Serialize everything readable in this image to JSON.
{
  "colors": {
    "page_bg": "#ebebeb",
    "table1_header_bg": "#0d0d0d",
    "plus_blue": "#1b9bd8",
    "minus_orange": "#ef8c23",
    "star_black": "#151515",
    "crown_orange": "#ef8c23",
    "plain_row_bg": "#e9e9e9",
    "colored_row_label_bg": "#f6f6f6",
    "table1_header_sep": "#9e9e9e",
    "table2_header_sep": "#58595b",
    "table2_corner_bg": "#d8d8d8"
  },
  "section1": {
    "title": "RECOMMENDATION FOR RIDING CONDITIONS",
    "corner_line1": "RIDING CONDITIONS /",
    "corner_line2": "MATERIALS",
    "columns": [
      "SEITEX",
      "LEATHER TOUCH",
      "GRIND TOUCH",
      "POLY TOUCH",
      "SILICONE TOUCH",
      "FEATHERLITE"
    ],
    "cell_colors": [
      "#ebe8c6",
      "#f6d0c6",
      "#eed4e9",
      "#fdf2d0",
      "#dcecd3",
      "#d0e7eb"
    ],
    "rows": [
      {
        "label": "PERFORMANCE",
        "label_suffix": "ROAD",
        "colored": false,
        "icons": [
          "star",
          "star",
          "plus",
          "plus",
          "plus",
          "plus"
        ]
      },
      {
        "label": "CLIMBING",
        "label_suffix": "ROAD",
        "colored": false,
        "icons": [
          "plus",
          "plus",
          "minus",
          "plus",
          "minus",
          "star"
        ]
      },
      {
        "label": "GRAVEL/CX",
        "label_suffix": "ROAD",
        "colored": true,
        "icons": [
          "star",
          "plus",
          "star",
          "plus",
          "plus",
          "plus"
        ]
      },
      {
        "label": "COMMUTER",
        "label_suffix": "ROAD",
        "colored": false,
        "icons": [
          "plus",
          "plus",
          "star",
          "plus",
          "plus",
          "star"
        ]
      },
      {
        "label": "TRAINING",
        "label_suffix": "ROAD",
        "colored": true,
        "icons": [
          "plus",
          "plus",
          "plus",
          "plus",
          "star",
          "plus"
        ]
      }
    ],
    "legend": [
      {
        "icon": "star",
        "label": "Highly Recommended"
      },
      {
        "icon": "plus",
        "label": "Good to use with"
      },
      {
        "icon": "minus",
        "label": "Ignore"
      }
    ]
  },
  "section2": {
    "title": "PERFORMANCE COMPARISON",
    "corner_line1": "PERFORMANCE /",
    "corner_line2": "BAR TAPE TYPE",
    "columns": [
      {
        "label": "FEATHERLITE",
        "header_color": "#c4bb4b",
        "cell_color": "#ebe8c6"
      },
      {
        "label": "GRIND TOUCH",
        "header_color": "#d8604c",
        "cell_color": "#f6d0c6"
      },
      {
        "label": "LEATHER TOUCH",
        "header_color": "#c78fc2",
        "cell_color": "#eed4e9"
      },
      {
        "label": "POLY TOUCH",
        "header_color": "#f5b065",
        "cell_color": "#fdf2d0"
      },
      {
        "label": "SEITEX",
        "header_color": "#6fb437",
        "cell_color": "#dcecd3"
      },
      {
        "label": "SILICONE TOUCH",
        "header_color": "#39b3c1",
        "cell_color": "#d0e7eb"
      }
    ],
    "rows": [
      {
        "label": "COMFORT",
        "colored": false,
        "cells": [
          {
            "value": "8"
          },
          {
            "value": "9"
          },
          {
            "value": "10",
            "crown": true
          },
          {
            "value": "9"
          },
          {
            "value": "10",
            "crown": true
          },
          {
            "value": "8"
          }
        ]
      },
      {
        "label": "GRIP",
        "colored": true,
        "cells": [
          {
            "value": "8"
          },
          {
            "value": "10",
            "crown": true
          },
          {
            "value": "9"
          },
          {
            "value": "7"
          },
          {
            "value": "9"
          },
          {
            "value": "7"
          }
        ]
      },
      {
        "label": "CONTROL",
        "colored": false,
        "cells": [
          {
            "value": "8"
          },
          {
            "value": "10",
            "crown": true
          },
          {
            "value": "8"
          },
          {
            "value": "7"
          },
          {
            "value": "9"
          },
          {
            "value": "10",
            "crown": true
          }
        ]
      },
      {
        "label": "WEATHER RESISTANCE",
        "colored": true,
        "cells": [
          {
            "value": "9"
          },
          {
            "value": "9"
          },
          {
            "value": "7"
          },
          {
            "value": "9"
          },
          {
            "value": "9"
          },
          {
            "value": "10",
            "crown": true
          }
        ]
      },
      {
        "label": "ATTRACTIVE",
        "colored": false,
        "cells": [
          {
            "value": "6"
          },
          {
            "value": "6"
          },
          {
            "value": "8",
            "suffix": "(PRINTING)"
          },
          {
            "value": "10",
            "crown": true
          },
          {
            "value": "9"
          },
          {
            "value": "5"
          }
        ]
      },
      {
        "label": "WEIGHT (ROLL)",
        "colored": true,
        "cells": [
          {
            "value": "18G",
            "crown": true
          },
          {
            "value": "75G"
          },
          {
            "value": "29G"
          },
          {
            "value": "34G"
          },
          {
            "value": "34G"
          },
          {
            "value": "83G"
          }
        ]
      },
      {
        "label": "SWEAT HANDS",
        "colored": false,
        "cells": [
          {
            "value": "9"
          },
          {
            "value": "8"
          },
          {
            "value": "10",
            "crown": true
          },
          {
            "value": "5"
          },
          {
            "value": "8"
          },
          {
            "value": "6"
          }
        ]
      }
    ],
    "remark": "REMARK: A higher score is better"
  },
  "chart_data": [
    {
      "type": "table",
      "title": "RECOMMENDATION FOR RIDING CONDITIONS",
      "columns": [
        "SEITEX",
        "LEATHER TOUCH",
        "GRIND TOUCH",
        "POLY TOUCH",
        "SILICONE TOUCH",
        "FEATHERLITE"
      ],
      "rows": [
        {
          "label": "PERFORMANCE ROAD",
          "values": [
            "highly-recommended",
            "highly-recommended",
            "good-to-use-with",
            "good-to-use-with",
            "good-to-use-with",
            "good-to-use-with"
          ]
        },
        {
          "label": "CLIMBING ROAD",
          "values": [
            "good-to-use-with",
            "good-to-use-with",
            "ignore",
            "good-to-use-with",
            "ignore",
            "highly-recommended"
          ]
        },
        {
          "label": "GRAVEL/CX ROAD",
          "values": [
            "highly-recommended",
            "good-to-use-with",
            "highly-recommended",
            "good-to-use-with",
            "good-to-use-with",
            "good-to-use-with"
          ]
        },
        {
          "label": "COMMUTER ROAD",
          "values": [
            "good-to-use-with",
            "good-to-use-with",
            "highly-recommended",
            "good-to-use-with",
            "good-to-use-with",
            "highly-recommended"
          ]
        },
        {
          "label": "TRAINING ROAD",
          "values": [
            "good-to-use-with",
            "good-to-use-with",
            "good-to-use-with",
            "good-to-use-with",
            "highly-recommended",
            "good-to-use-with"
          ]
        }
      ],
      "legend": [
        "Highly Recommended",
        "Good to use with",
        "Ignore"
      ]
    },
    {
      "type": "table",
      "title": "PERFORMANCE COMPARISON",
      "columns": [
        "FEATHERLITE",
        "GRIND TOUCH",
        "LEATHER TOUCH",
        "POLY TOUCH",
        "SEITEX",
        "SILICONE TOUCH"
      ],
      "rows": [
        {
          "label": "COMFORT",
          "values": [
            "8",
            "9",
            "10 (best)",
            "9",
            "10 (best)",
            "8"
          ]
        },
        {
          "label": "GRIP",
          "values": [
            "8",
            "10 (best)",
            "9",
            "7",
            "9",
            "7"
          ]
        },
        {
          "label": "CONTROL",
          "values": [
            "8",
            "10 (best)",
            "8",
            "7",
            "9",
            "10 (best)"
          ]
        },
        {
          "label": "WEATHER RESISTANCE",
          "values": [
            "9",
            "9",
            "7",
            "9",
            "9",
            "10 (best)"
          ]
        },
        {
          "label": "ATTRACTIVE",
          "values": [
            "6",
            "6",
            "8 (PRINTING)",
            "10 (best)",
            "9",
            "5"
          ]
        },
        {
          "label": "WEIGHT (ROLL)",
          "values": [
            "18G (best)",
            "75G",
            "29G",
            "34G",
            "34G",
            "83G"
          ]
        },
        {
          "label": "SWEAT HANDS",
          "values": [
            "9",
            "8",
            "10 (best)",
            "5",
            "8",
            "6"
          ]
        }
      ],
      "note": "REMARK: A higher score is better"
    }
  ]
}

# [Aim]
Pick out and copy every line that contains the word "higher".

# [Solution to the exercise]
    "remark": "REMARK: A higher score is better"
      "note": "REMARK: A higher score is better"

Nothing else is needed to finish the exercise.